TASK DETAILS:
Identify the line that contains "Read out every word on this page." in the material. Output it and every line after it, unchanged, through the end.

DATASET CONTENT:
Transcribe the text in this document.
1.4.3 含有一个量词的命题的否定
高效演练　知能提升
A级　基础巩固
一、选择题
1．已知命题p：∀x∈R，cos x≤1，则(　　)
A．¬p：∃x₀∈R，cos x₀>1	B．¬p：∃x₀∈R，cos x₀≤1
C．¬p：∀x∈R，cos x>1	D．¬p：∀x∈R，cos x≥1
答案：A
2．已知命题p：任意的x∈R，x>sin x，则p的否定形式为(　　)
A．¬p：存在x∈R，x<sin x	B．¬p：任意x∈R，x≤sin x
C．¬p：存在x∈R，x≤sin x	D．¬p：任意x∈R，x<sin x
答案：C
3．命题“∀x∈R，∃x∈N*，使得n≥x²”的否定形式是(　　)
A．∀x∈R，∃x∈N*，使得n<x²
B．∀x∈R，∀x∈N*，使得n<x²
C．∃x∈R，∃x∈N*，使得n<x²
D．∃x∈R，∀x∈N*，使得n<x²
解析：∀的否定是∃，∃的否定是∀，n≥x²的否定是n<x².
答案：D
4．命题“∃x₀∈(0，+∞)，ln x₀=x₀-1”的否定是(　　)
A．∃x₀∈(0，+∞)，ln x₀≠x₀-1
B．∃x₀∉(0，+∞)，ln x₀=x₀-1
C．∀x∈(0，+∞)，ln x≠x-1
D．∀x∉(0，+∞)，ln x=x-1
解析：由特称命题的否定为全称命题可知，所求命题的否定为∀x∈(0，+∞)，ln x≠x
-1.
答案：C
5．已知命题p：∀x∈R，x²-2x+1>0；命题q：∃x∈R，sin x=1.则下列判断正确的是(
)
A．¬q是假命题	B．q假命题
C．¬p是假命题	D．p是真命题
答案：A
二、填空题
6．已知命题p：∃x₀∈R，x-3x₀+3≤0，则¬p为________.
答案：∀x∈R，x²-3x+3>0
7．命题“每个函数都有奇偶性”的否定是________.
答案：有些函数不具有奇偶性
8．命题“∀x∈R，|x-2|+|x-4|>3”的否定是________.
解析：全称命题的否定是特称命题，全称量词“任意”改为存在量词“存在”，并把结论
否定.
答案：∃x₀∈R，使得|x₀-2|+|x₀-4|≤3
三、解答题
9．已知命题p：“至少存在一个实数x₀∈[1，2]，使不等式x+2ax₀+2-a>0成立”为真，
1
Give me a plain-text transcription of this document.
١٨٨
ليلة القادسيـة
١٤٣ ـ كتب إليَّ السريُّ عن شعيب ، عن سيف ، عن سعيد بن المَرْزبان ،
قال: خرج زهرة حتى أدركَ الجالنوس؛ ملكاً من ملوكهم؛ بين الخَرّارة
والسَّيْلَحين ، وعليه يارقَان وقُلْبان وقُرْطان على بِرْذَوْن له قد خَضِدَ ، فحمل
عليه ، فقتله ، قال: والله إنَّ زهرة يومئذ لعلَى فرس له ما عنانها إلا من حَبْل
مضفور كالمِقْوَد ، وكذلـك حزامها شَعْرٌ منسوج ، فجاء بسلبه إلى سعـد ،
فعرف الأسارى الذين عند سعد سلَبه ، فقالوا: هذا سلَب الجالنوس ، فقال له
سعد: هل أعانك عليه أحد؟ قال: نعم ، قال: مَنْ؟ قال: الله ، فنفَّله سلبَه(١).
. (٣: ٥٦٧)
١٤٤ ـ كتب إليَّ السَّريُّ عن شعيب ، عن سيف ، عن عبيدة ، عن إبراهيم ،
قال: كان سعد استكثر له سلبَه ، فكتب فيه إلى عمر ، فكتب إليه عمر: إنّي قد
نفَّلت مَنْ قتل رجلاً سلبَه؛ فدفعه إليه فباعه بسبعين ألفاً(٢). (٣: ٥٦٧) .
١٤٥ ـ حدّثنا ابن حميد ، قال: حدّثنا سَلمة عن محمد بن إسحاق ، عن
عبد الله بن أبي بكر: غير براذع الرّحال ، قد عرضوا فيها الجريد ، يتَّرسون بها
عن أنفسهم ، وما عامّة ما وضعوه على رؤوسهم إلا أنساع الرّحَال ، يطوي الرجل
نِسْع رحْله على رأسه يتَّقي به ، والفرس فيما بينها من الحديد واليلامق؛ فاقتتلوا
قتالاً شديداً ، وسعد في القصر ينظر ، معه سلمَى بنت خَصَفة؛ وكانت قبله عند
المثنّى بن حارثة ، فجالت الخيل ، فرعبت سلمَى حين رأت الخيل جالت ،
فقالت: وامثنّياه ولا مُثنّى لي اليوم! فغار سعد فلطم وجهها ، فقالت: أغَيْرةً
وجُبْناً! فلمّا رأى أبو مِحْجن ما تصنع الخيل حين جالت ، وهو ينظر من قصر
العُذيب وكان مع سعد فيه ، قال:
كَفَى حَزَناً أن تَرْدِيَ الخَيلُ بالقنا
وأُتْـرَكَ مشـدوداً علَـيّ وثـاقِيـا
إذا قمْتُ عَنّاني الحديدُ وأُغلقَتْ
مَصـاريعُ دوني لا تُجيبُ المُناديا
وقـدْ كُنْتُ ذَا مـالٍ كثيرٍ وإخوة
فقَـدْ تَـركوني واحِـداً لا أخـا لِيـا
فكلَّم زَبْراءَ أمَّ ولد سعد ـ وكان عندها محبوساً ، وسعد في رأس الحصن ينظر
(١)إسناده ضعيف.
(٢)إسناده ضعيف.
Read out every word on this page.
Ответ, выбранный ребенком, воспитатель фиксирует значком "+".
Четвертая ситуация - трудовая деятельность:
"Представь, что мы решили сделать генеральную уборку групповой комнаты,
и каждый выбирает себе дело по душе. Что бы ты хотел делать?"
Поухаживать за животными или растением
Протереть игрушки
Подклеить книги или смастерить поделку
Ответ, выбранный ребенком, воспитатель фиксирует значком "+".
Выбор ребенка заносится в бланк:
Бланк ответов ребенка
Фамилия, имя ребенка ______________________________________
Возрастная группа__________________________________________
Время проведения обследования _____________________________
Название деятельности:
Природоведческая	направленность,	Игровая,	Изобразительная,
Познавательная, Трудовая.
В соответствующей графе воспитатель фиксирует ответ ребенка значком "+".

ANSWER IN FULL:
Read out every word on this page.
Ответ, выбранный ребенком, воспитатель фиксирует значком "+".
Четвертая ситуация - трудовая деятельность:
"Представь, что мы решили сделать генеральную уборку групповой комнаты,
и каждый выбирает себе дело по душе. Что бы ты хотел делать?"
Поухаживать за животными или растением
Протереть игрушки
Подклеить книги или смастерить поделку
Ответ, выбранный ребенком, воспитатель фиксирует значком "+".
Выбор ребенка заносится в бланк:
Бланк ответов ребенка
Фамилия, имя ребенка ______________________________________
Возрастная группа__________________________________________
Время проведения обследования _____________________________
Название деятельности:
Природоведческая	направленность,	Игровая,	Изобразительная,
Познавательная, Трудовая.
В соответствующей графе воспитатель фиксирует ответ ребенка значком "+".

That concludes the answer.